REQUIRED TASK: Give back every line exactly as it appears, pictures excluded.

>>>>>

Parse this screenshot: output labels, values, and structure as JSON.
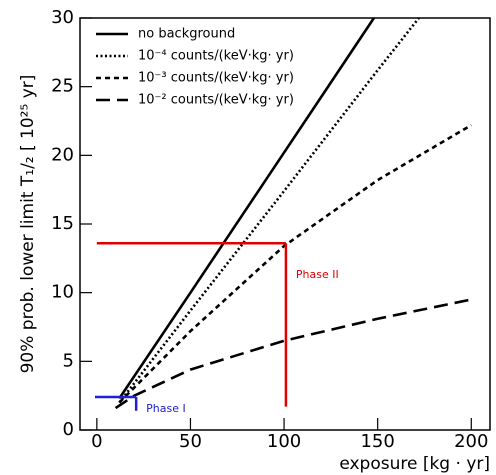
{
  "chart_data": {
    "type": "line",
    "xlabel": "exposure  [kg · yr]",
    "ylabel": "90% prob. lower limit   T₁/₂  [ 10²⁵ yr]",
    "xlim": [
      -9,
      210
    ],
    "ylim": [
      0,
      30
    ],
    "xticks": [
      0,
      50,
      100,
      150,
      200
    ],
    "yticks": [
      0,
      5,
      10,
      15,
      20,
      25,
      30
    ],
    "legend": "upper left",
    "series": [
      {
        "name": "no background",
        "color": "#000000",
        "dash": "solid",
        "x": [
          12,
          50,
          100,
          148
        ],
        "values": [
          2.3,
          10.0,
          20.2,
          30
        ]
      },
      {
        "name": "10⁻⁴ counts/(keV·kg· yr)",
        "color": "#000000",
        "dash": "dotted",
        "x": [
          12,
          50,
          100,
          150,
          172
        ],
        "values": [
          2.0,
          8.7,
          17.4,
          26.2,
          30
        ]
      },
      {
        "name": "10⁻³ counts/(keV·kg· yr)",
        "color": "#000000",
        "dash": "dashed",
        "x": [
          12,
          50,
          100,
          150,
          200
        ],
        "values": [
          2.0,
          7.2,
          13.4,
          18.2,
          22.2
        ]
      },
      {
        "name": "10⁻² counts/(keV·kg· yr)",
        "color": "#000000",
        "dash": "longdash",
        "x": [
          10,
          20,
          50,
          100,
          150,
          200
        ],
        "values": [
          1.6,
          2.5,
          4.4,
          6.5,
          8.1,
          9.5
        ]
      }
    ],
    "annotations": [
      {
        "label": "Phase II",
        "color": "#e00000",
        "x0": 0,
        "exposure": 101,
        "y0": 1.7,
        "limit": 13.6
      },
      {
        "label": "Phase I",
        "color": "#2020d0",
        "x0": -1,
        "exposure": 21,
        "y0": 1.4,
        "limit": 2.4
      }
    ]
  }
}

<<<<<

RESPONSE TO THE EXERCISE:
Parse this screenshot: output labels, values, and structure as JSON.
{
  "chart_data": {
    "type": "line",
    "xlabel": "exposure  [kg · yr]",
    "ylabel": "90% prob. lower limit   T₁/₂  [ 10²⁵ yr]",
    "xlim": [
      -9,
      210
    ],
    "ylim": [
      0,
      30
    ],
    "xticks": [
      0,
      50,
      100,
      150,
      200
    ],
    "yticks": [
      0,
      5,
      10,
      15,
      20,
      25,
      30
    ],
    "legend": "upper left",
    "series": [
      {
        "name": "no background",
        "color": "#000000",
        "dash": "solid",
        "x": [
          12,
          50,
          100,
          148
        ],
        "values": [
          2.3,
          10.0,
          20.2,
          30
        ]
      },
      {
        "name": "10⁻⁴ counts/(keV·kg· yr)",
        "color": "#000000",
        "dash": "dotted",
        "x": [
          12,
          50,
          100,
          150,
          172
        ],
        "values": [
          2.0,
          8.7,
          17.4,
          26.2,
          30
        ]
      },
      {
        "name": "10⁻³ counts/(keV·kg· yr)",
        "color": "#000000",
        "dash": "dashed",
        "x": [
          12,
          50,
          100,
          150,
          200
        ],
        "values": [
          2.0,
          7.2,
          13.4,
          18.2,
          22.2
        ]
      },
      {
        "name": "10⁻² counts/(keV·kg· yr)",
        "color": "#000000",
        "dash": "longdash",
        "x": [
          10,
          20,
          50,
          100,
          150,
          200
        ],
        "values": [
          1.6,
          2.5,
          4.4,
          6.5,
          8.1,
          9.5
        ]
      }
    ],
    "annotations": [
      {
        "label": "Phase II",
        "color": "#e00000",
        "x0": 0,
        "exposure": 101,
        "y0": 1.7,
        "limit": 13.6
      },
      {
        "label": "Phase I",
        "color": "#2020d0",
        "x0": -1,
        "exposure": 21,
        "y0": 1.4,
        "limit": 2.4
      }
    ]
  }
}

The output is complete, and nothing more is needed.